■ **Passage given**:
[start]
Email: hqd4bz (at) virginia (dot) edu

Office: Kerchof 401

Office Hours: MW 3:30 - 4:30; Thursday 1:00 - 2:00

I am a fifth-year graduate student at University of Virginia. My thesis advisor is Andrew Obus. My research interests are Arithmetic Geometry, Algebraic Number Theory and Galois Theory. In particular, I am working on the lifting problem for curves and deformations of Artin-Schreier-Witt covers.

I am on the Job Market! Here are my CV and my research statement.

1. Connectedness of the Moduli space of Artin-Schreier curves of fixed genus, 2017. Submitted.

1. The refined cyclic local lifting problem for curves. I am trying to prove that local cyclic extensions are liftable in towers. That is, given a local G-extension k[[z]]/k[[t]] with G cyclic and a lift R[[S]]/R[[T]] of a subextension k[[s]]/k[[t]] to characteristic zero, is there a lift of k[[z]]/k[[t]] to characteristic zero that containing R[[S]]/R[[T]] as a subextension? One can learn more about the lifting problem from this paper written by Andrew Obus.
[end]
■ **Problem A**: Output the passage of the research profile that begins with the words containing "I am a fifth-year" and ends with "of Artin-Schreier-Witt covers.", without changing any of it.
■ **Problem B**: Rename "Contains Keywords" to "Includes Keywords" in the part of the listing that starts at its first line and ends with the line containing "search-input[interactable]: Look-up or". Keep everything else the same, and give back only those lines.

■ **Record set**:
[start]
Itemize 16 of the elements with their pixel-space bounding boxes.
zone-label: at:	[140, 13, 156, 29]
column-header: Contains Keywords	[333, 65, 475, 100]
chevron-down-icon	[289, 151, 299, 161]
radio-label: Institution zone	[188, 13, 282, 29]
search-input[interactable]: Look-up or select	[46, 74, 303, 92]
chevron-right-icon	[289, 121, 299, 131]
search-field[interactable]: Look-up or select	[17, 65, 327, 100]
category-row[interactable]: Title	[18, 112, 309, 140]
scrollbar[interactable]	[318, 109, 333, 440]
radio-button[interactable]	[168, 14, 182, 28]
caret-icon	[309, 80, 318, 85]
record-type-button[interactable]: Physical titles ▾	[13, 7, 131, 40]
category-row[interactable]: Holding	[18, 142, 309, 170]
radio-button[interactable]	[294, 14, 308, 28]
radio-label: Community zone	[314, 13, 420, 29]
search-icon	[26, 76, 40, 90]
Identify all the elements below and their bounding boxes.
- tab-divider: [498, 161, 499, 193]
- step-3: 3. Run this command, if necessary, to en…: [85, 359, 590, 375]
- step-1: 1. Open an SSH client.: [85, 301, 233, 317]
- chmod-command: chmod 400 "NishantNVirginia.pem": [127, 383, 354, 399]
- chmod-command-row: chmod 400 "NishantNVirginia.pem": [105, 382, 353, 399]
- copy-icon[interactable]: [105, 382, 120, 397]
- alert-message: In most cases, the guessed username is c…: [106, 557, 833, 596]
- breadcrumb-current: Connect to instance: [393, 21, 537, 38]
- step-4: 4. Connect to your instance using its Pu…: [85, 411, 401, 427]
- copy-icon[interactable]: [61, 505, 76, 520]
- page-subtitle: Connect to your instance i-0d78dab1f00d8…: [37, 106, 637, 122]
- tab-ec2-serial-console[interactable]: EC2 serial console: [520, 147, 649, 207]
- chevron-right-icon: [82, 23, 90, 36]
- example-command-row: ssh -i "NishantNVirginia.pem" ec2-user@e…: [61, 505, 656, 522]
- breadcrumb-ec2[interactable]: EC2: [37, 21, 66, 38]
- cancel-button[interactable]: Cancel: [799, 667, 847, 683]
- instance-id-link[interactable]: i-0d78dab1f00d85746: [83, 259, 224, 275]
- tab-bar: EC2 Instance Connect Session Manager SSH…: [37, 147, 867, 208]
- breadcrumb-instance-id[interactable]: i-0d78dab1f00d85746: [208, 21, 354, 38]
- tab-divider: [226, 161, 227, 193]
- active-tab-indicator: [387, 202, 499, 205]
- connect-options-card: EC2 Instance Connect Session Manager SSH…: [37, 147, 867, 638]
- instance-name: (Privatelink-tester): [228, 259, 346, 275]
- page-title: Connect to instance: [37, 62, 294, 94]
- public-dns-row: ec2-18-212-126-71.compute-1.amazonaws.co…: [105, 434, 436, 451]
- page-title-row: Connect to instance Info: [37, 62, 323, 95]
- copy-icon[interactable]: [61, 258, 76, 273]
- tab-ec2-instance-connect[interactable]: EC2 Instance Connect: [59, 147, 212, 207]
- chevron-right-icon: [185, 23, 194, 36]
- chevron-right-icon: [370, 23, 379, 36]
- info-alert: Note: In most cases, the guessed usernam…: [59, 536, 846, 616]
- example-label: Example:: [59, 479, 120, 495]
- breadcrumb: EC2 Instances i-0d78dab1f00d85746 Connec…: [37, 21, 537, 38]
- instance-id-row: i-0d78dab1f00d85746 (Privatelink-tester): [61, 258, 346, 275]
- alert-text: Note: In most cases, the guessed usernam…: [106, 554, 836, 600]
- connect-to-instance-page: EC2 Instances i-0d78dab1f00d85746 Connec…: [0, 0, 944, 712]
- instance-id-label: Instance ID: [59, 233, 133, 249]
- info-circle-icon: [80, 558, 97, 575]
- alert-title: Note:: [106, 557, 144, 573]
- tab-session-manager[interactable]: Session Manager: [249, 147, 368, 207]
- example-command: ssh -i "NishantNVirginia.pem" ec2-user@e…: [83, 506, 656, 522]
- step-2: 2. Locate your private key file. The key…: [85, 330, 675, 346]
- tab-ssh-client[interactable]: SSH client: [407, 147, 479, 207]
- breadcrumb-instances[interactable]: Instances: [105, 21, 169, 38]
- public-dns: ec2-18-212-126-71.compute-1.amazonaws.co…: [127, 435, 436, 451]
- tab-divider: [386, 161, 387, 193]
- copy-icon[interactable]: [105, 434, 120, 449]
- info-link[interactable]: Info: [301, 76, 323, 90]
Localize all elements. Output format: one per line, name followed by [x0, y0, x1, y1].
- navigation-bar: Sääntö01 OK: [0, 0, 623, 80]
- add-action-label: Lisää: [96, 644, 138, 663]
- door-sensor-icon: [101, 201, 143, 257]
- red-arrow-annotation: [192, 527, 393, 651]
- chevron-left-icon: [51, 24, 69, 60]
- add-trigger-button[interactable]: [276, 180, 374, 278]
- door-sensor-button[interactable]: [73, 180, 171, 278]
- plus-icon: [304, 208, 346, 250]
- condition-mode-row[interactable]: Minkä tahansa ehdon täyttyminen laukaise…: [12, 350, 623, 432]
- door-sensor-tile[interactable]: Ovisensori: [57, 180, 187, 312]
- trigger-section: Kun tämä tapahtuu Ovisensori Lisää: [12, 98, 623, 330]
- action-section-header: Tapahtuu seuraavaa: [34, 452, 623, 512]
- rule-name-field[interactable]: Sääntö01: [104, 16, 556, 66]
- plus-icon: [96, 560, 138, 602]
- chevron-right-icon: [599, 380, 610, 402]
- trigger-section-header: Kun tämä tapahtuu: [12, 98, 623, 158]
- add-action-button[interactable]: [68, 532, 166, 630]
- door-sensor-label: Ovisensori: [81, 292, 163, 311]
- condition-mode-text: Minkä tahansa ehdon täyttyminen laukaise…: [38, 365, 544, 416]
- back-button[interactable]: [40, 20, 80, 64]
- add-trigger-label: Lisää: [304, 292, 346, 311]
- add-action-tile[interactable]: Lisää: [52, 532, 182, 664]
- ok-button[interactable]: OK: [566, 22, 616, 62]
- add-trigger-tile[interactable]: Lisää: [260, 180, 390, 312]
[end]
■ **Solution A**:
I am a fifth-year graduate student at University of Virginia. My thesis advisor is Andrew Obus. My research interests are Arithmetic Geometry, Algebraic Number Theory and Galois Theory. In particular, I am working on the lifting problem for curves and deformations of Artin-Schreier-Witt covers.

■ **Solution B**:
Itemize 16 of the elements with their pixel-space bounding boxes.
zone-label: at:	[140, 13, 156, 29]
column-header: Includes Keywords	[333, 65, 475, 100]
chevron-down-icon	[289, 151, 299, 161]
radio-label: Institution zone	[188, 13, 282, 29]
search-input[interactable]: Look-up or select	[46, 74, 303, 92]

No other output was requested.